DATA SUPPLIED:
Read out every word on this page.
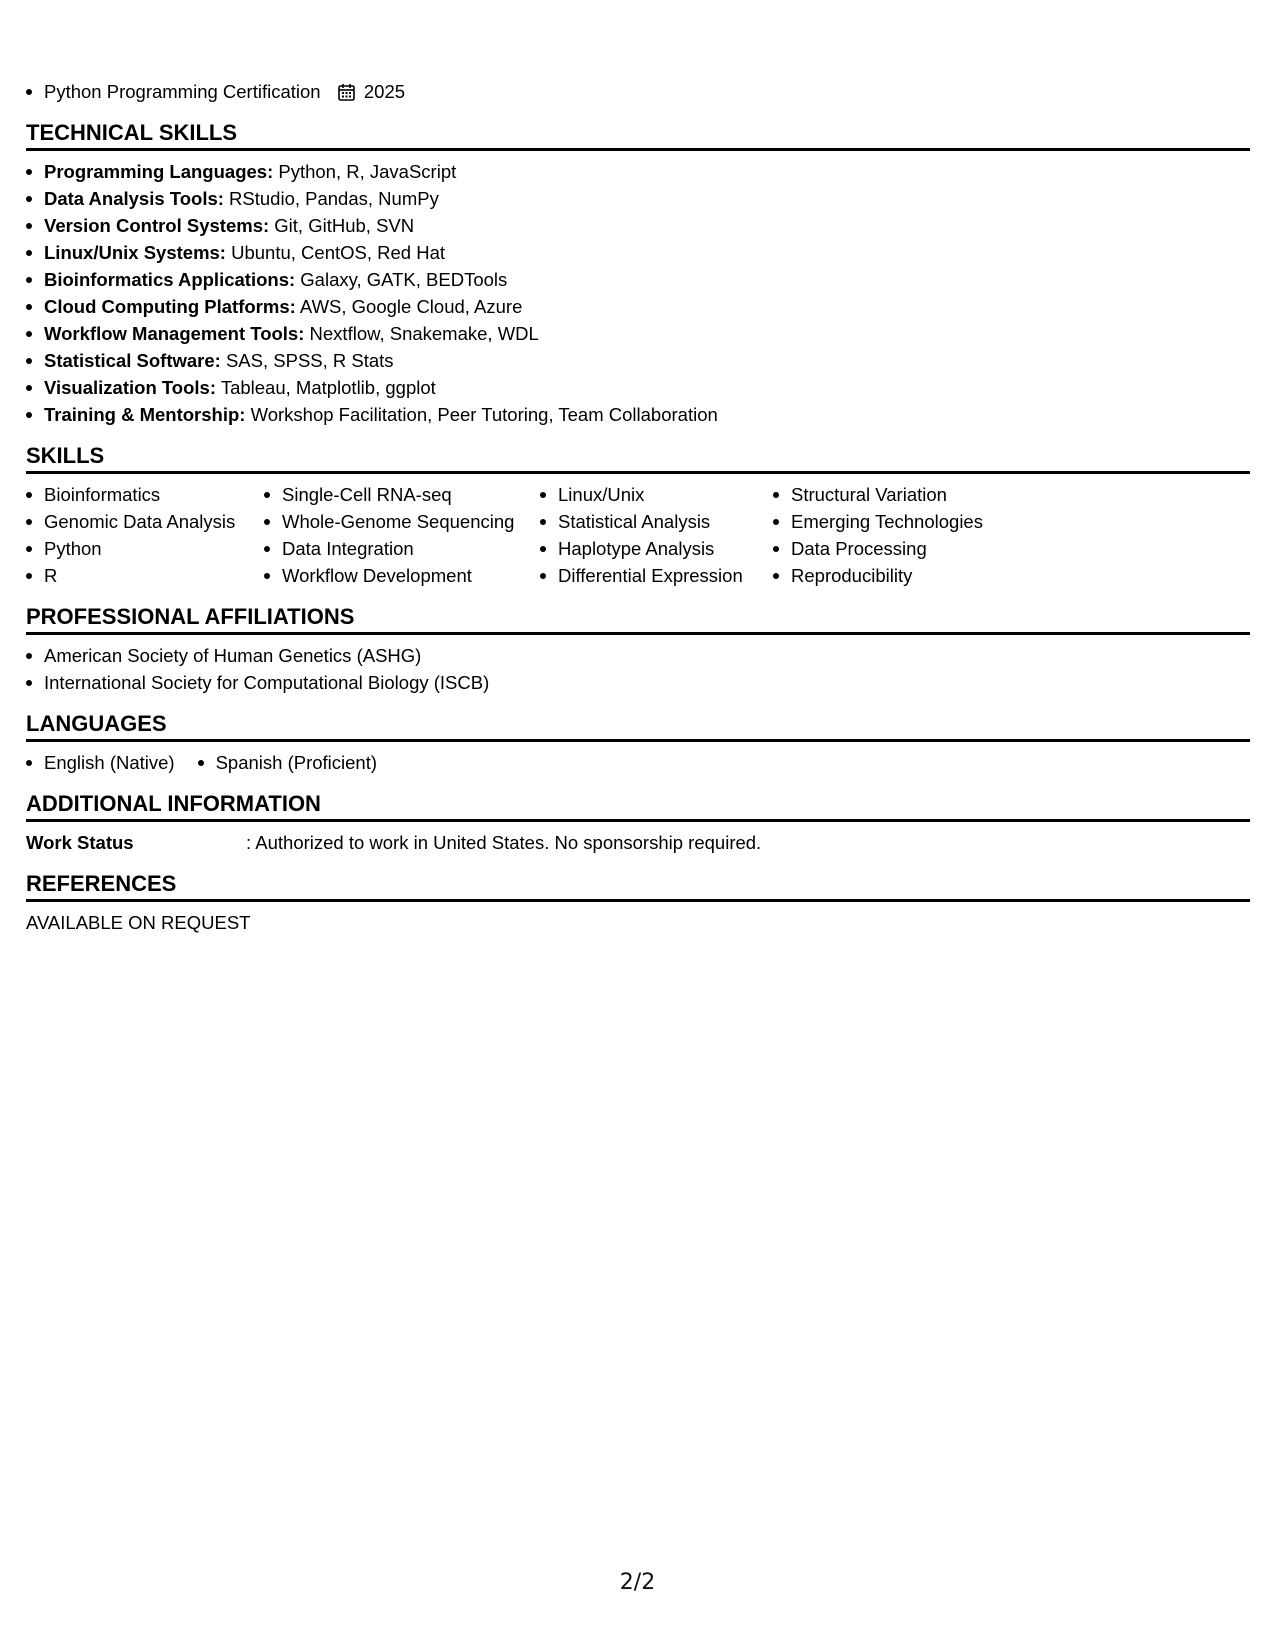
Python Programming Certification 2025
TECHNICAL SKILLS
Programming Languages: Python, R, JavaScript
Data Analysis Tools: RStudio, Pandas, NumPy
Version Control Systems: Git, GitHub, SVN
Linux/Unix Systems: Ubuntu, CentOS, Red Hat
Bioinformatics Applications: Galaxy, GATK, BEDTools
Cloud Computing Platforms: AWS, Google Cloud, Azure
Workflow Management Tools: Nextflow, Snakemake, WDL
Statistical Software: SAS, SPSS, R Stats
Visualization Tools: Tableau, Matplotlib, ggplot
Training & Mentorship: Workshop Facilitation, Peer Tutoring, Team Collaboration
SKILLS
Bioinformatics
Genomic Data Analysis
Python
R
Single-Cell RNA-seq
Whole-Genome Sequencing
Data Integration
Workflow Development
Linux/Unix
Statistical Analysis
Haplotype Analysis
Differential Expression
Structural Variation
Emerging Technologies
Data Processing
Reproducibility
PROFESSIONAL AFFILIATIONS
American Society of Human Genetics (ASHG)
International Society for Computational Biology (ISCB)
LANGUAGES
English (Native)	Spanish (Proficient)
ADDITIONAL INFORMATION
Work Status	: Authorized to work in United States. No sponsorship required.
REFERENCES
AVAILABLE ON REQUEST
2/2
* * *
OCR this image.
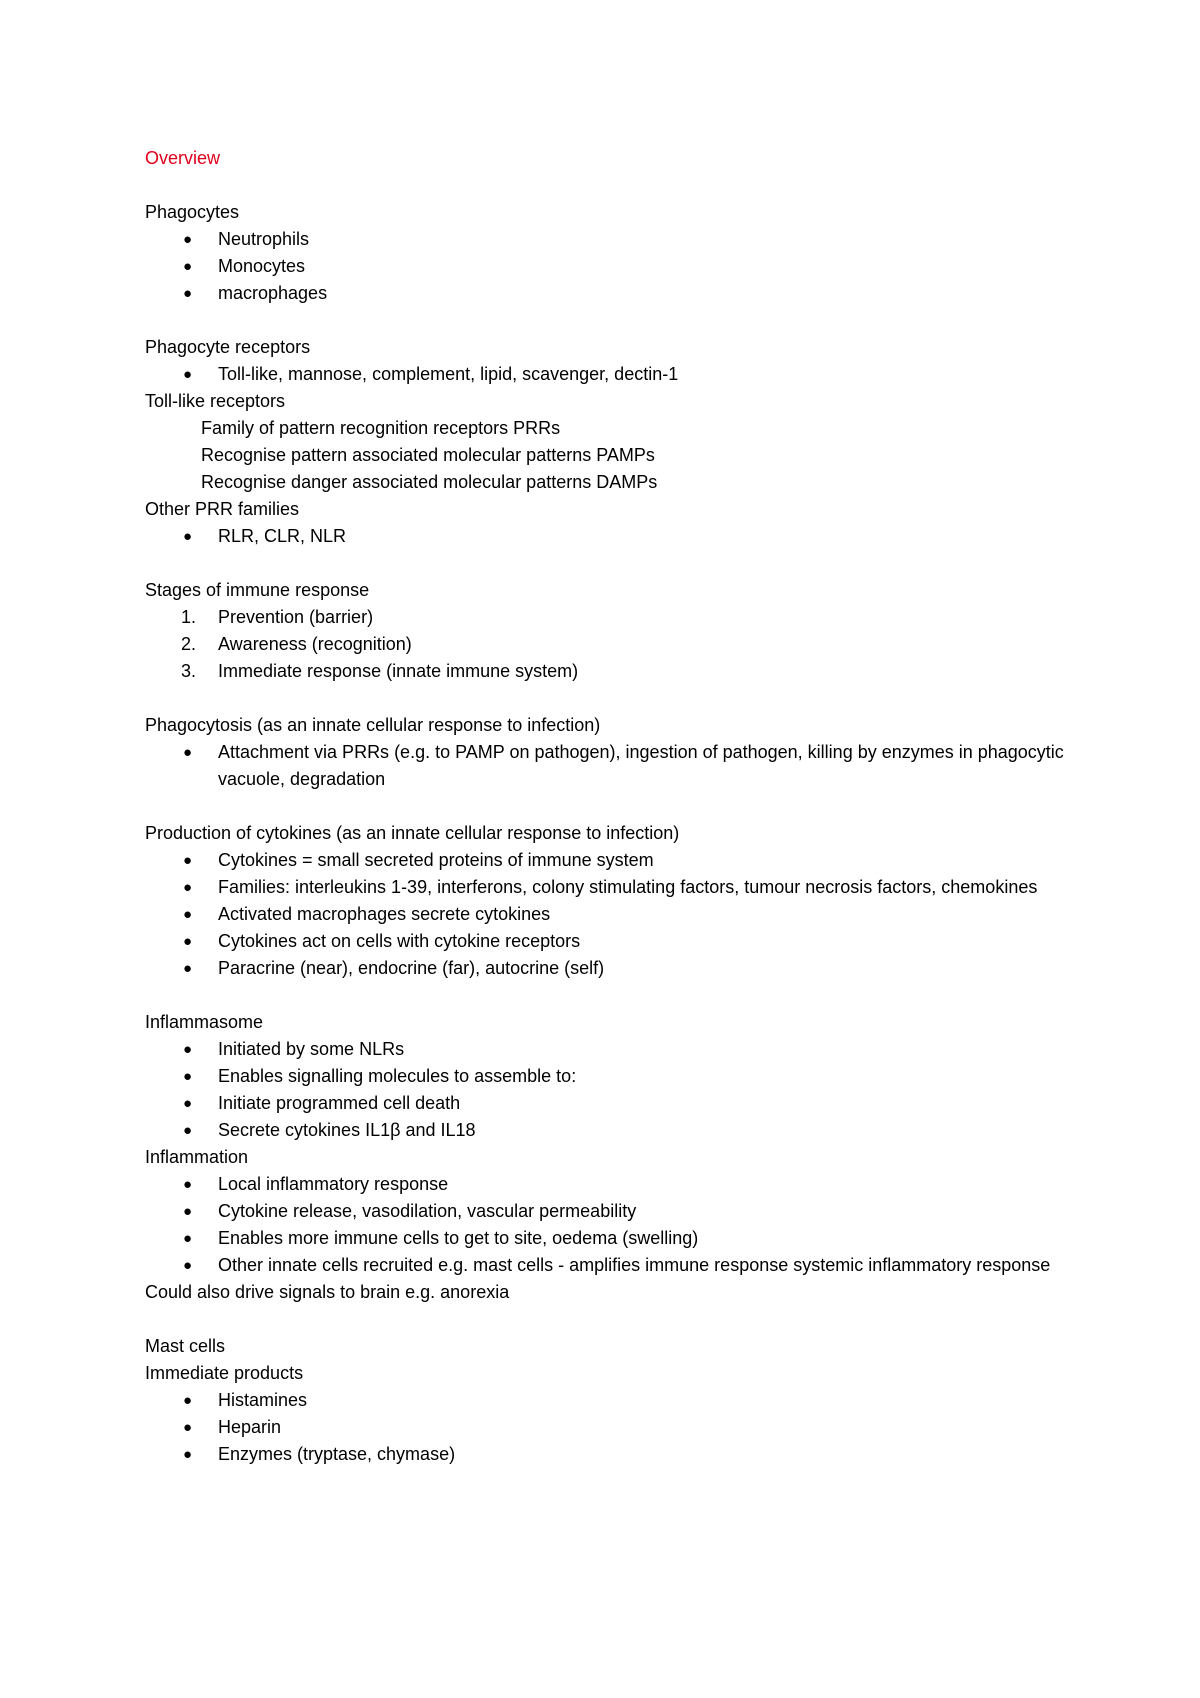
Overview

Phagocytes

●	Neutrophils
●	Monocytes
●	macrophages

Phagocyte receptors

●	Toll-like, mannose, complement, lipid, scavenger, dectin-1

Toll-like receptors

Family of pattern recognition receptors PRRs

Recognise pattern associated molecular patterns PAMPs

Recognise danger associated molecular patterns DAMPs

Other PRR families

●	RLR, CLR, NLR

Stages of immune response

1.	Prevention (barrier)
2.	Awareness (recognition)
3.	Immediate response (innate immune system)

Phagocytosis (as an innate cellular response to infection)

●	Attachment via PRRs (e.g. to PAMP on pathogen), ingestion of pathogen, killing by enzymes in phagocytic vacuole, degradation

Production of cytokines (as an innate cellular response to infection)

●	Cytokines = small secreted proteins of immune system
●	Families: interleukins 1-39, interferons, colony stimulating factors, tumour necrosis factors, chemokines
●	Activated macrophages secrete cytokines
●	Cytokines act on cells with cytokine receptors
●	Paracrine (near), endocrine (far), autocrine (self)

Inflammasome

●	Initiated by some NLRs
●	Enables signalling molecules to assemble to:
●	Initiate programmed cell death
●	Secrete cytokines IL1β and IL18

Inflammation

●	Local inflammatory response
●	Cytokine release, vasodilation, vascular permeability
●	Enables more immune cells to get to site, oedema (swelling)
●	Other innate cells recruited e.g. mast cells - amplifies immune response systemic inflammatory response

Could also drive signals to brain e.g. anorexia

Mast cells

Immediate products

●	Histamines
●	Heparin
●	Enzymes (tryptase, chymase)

TASK DESCRIPTION:
Find the word "PRRs" in the entries above. Copy every line that has it.

SOLVED PROBLEM:
Family of pattern recognition receptors PRRs
●	Attachment via PRRs (e.g. to PAMP on pathogen), ingestion of pathogen, killing by enzymes in phagocytic vacuole, degradation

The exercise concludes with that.